NEW YORK CITY – Mayor Bloomberg yesterday defended his latest nanny initiative — a controversial crackdown on salt — by comparing the simple seasoning to killer asbestos in the classroom.
"If we know there's asbestos in a school room what do you expect us to do?" Bloomberg shot back at reporters questioning his new initiative. "Say it's not our business? I don't think so. The same thing is true with food and smoking and a lot of things.
"Salt and asbestos, clearly both are bad for you," Bloomberg continued. "Modern medicine thinks you shouldn't be smoking if you want to live longer. Modern medicine thinks you shouldn't be eating salt, or sodium."
Bloomberg is pushing a plan to cut the amount of salt in packaged and restaurant foods by 25 percent over the next five years. He says the initiative is voluntary.
Never mind that salt has important properties that preserve and stabilize food, and its sodium ions help maintain the fluid in human blood cells.
Forget that the body does not manufacture its own sodium ions so there has to be some salt in everyone's diet.

# [Tasks to complete]
**A.** According to the passage on Bloomberg's salt plan, by how much and over what period is the amount of salt in packaged and restaurant foods to be cut?
**B.** Copy the passage on Bloomberg's salt plan word for word, beginning at the words "Bloomberg is pushing" and stopping after "human blood cells.".

# [Given records]
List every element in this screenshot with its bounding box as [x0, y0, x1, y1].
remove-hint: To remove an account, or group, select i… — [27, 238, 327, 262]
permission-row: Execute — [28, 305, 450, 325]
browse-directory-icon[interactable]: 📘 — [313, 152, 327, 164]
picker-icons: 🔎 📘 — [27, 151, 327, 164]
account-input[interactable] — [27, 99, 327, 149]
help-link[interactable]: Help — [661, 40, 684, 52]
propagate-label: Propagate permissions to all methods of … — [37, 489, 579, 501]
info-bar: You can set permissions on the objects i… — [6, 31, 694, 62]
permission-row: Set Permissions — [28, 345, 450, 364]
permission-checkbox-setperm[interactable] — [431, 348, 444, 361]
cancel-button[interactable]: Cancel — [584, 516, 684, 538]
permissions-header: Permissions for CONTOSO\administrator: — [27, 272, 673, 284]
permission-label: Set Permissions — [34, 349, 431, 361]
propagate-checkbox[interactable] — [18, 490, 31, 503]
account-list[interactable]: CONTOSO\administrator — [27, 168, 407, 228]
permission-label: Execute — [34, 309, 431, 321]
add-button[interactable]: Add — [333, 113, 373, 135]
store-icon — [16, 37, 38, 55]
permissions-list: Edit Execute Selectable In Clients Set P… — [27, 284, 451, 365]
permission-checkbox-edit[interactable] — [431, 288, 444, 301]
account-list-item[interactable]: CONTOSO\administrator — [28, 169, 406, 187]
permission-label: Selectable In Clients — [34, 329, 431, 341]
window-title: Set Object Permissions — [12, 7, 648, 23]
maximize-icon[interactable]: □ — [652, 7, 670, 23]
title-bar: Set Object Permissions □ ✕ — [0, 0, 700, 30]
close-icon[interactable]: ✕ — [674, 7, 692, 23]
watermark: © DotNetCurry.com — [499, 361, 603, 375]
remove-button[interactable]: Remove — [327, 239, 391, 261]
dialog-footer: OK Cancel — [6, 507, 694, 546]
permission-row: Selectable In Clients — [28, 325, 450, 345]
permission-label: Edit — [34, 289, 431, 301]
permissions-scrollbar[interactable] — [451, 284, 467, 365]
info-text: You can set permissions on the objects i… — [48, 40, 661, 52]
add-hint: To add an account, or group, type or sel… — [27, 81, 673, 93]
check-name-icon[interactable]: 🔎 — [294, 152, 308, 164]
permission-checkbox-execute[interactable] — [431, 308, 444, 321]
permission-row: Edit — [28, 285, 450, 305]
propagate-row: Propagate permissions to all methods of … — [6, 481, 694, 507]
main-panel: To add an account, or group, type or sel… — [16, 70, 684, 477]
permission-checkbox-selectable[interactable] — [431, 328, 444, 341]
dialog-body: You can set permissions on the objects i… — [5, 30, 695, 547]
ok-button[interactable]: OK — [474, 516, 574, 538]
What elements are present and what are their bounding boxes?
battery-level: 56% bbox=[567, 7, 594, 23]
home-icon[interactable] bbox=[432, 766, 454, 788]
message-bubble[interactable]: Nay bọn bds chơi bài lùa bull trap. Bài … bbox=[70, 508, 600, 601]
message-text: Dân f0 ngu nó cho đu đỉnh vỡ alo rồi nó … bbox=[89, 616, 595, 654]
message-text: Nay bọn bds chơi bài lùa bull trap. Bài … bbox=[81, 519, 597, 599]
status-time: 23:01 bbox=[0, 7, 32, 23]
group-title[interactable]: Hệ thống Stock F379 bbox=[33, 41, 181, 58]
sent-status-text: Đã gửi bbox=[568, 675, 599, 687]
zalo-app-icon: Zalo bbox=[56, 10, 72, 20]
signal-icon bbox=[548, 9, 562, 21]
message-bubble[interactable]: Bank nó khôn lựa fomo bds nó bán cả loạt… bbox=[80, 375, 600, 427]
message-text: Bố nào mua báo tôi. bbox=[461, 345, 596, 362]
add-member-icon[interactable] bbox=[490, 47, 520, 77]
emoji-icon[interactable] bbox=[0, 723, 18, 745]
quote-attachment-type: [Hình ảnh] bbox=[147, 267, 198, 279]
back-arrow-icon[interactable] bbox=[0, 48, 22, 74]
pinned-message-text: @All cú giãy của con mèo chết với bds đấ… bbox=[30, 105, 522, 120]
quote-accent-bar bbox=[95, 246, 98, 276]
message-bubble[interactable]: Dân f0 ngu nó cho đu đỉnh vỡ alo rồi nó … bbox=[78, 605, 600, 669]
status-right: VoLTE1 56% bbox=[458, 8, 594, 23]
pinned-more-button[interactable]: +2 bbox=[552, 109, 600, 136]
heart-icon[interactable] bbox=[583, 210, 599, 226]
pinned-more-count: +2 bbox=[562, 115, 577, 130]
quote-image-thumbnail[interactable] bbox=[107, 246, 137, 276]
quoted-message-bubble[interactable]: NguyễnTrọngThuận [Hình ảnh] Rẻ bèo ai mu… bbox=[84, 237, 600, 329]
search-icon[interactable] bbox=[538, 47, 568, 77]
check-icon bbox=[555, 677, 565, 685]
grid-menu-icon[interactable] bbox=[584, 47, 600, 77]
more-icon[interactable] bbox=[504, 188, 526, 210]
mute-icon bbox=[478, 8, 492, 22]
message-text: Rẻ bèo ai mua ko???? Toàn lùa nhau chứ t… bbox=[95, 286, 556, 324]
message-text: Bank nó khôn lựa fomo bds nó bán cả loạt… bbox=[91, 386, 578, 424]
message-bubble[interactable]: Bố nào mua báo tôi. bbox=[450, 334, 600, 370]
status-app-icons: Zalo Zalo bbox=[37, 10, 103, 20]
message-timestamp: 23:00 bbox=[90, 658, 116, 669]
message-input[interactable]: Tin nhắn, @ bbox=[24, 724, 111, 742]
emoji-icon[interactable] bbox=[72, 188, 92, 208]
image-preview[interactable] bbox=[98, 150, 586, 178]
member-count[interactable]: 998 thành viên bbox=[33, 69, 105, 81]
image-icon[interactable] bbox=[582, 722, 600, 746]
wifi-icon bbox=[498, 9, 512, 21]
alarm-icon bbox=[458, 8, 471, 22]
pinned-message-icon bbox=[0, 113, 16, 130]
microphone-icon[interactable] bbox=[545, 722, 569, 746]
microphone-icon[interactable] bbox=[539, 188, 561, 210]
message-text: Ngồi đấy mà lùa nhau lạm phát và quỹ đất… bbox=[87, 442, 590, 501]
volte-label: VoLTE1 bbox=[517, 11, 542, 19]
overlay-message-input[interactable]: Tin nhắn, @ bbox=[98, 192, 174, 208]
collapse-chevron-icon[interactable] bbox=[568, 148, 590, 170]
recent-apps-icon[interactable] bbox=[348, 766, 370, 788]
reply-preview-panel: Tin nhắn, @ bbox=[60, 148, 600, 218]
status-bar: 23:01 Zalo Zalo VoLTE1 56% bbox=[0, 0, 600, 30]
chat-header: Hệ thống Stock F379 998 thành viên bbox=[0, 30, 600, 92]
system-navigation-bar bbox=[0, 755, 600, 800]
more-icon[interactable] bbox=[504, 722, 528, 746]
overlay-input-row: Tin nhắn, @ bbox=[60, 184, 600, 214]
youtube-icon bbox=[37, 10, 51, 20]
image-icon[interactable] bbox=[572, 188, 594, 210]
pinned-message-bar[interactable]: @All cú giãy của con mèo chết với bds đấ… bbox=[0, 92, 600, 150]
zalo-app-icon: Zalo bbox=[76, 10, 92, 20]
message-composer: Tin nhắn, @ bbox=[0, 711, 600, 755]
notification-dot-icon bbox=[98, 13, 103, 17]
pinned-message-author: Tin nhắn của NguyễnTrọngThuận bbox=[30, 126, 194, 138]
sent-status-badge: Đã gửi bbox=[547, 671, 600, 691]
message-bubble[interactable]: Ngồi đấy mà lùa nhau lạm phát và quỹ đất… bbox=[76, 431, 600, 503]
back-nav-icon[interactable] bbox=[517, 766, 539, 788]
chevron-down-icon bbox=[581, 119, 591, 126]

# [Task solutions]
**A.** By 25 percent over the next five years.

**B.**
Bloomberg is pushing a plan to cut the amount of salt in packaged and restaurant foods by 25 percent over the next five years. He says the initiative is voluntary.
Never mind that salt has important properties that preserve and stabilize food, and its sodium ions help maintain the fluid in human blood cells.